>>>

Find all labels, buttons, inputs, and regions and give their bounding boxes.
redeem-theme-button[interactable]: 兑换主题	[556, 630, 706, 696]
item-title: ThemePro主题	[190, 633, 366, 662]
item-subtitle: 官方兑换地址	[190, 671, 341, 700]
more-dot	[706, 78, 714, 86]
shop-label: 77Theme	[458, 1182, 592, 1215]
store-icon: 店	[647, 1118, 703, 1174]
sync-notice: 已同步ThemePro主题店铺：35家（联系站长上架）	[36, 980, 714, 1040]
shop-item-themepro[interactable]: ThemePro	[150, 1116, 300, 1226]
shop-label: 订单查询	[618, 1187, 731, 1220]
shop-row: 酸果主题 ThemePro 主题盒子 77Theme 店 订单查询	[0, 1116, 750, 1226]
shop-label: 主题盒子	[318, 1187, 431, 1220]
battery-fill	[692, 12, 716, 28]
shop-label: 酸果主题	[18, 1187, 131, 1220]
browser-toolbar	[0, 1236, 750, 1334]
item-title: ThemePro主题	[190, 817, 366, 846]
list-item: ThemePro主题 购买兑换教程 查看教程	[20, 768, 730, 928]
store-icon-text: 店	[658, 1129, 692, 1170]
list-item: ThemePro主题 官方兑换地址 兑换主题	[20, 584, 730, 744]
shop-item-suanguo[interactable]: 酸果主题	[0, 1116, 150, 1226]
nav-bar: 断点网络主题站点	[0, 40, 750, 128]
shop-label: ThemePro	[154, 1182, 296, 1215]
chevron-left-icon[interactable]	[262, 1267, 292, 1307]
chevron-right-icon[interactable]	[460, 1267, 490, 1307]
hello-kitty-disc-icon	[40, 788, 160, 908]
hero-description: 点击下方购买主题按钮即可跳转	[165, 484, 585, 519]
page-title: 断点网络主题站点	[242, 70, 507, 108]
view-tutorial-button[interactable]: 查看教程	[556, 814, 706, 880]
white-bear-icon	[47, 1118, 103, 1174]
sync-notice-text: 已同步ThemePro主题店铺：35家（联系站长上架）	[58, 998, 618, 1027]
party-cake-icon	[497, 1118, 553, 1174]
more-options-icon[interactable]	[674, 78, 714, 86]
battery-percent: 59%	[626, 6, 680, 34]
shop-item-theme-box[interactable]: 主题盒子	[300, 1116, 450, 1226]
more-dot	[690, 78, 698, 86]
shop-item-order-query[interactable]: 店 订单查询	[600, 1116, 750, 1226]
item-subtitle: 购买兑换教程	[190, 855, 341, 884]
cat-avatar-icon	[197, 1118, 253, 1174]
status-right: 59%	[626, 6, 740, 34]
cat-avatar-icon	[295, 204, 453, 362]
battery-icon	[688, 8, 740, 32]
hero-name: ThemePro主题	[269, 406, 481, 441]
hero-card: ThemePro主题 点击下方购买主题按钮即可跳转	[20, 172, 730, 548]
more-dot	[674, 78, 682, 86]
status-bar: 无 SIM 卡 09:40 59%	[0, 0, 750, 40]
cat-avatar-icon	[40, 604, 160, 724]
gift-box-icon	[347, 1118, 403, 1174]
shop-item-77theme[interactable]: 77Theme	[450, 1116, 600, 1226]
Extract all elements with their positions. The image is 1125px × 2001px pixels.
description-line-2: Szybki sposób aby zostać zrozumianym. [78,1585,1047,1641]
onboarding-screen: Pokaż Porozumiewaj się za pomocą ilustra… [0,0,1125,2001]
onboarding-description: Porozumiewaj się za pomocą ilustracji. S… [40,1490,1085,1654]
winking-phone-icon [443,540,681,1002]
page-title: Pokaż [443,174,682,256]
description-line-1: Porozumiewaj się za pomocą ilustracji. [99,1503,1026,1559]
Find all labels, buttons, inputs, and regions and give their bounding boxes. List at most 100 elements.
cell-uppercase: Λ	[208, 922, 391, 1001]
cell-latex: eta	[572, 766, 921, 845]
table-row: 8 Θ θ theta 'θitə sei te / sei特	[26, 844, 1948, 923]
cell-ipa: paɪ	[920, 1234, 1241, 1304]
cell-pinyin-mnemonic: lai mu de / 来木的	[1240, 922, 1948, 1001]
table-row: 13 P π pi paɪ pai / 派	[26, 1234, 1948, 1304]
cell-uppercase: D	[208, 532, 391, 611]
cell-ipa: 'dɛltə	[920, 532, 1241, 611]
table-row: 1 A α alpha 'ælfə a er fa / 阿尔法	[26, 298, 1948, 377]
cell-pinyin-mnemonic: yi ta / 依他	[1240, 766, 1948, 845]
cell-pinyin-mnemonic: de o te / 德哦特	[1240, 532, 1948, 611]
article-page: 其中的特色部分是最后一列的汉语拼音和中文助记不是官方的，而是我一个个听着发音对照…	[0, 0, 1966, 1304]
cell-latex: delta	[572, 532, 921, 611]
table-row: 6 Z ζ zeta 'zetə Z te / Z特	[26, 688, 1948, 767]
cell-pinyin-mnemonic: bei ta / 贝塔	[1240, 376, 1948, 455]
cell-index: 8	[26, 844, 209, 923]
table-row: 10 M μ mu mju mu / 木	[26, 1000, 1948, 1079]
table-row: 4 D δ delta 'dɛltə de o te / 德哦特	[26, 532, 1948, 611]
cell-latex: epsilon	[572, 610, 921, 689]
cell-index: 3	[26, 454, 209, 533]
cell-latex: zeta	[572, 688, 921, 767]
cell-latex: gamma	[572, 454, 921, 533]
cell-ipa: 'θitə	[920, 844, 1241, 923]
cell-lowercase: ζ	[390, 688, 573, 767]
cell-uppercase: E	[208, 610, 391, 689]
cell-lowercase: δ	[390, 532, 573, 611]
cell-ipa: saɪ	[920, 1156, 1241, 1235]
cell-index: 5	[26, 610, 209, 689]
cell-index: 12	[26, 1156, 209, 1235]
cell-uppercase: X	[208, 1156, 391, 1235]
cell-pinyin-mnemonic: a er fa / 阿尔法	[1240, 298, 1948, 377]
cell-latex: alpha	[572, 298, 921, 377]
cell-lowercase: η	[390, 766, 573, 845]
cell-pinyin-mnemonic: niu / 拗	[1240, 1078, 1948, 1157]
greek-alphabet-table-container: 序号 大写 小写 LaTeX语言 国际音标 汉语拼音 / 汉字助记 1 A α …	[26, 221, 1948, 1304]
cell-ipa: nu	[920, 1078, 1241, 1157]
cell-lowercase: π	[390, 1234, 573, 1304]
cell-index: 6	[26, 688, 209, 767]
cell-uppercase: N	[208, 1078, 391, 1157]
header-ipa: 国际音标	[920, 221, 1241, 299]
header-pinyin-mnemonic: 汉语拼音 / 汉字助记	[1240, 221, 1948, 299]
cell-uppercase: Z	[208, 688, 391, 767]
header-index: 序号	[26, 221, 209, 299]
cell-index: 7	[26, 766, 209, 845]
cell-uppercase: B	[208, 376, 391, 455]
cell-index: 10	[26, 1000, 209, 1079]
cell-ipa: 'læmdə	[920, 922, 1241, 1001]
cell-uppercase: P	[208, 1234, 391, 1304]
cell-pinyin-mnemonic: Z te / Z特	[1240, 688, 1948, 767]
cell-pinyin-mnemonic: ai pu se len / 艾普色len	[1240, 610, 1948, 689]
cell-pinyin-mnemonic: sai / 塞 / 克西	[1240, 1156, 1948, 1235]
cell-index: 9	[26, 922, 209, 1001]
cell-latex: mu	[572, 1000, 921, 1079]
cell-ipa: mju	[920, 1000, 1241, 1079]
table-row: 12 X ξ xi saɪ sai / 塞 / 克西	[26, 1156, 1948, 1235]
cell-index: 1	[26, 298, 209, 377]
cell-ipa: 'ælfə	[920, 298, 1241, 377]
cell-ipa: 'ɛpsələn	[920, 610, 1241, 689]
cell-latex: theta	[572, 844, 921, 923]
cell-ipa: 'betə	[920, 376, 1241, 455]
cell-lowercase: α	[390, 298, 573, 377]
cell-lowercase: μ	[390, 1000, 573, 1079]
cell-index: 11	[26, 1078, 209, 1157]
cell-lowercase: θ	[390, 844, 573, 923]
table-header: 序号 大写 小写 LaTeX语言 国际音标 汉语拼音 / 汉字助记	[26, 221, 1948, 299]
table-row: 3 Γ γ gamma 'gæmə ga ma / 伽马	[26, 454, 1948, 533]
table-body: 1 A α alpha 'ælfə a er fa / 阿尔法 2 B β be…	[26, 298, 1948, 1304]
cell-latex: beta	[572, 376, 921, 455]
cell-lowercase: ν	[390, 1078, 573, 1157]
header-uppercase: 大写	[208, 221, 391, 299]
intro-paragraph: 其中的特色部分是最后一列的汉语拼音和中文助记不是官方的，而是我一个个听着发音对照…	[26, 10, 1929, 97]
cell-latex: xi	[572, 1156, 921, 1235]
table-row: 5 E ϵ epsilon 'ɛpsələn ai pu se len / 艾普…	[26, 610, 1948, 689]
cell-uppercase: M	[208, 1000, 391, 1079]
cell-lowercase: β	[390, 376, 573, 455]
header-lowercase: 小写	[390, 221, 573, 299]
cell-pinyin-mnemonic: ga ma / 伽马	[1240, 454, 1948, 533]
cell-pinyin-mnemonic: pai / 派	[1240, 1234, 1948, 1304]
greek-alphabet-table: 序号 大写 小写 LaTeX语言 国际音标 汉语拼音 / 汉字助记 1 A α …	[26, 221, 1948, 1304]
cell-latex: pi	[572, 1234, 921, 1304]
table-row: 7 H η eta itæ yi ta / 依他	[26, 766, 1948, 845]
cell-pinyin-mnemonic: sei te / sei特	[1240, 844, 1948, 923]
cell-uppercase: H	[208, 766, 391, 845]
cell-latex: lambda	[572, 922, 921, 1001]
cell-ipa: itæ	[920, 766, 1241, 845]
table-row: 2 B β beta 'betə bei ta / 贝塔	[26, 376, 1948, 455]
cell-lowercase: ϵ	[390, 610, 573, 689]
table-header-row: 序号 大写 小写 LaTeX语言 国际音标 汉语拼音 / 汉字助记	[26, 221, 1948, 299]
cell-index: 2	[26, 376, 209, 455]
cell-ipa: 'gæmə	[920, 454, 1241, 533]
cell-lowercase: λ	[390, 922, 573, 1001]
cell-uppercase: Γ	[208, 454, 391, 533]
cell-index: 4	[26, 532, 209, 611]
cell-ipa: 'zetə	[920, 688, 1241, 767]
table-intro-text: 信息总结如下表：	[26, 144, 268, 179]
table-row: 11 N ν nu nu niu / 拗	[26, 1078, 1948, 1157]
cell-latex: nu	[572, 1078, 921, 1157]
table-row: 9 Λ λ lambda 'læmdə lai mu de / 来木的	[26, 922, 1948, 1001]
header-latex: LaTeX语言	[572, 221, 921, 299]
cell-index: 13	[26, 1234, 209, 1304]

<<<

__Task requirements__: Please copy the items word for word, from the first line through the line that contains "list-item: ThemePro主题 官方兑换地址".

__Solved exercise__:
Find all labels, buttons, inputs, and regions and give their bounding boxes.
redeem-theme-button[interactable]: 兑换主题	[556, 630, 706, 696]
item-title: ThemePro主题	[190, 633, 366, 662]
item-subtitle: 官方兑换地址	[190, 671, 341, 700]
more-dot	[706, 78, 714, 86]
shop-label: 77Theme	[458, 1182, 592, 1215]
store-icon: 店	[647, 1118, 703, 1174]
sync-notice: 已同步ThemePro主题店铺：35家（联系站长上架）	[36, 980, 714, 1040]
shop-item-themepro[interactable]: ThemePro	[150, 1116, 300, 1226]
shop-label: 订单查询	[618, 1187, 731, 1220]
shop-row: 酸果主题 ThemePro 主题盒子 77Theme 店 订单查询	[0, 1116, 750, 1226]
shop-label: 主题盒子	[318, 1187, 431, 1220]
battery-fill	[692, 12, 716, 28]
shop-label: 酸果主题	[18, 1187, 131, 1220]
browser-toolbar	[0, 1236, 750, 1334]
item-title: ThemePro主题	[190, 817, 366, 846]
list-item: ThemePro主题 购买兑换教程 查看教程	[20, 768, 730, 928]
store-icon-text: 店	[658, 1129, 692, 1170]
list-item: ThemePro主题 官方兑换地址 兑换主题	[20, 584, 730, 744]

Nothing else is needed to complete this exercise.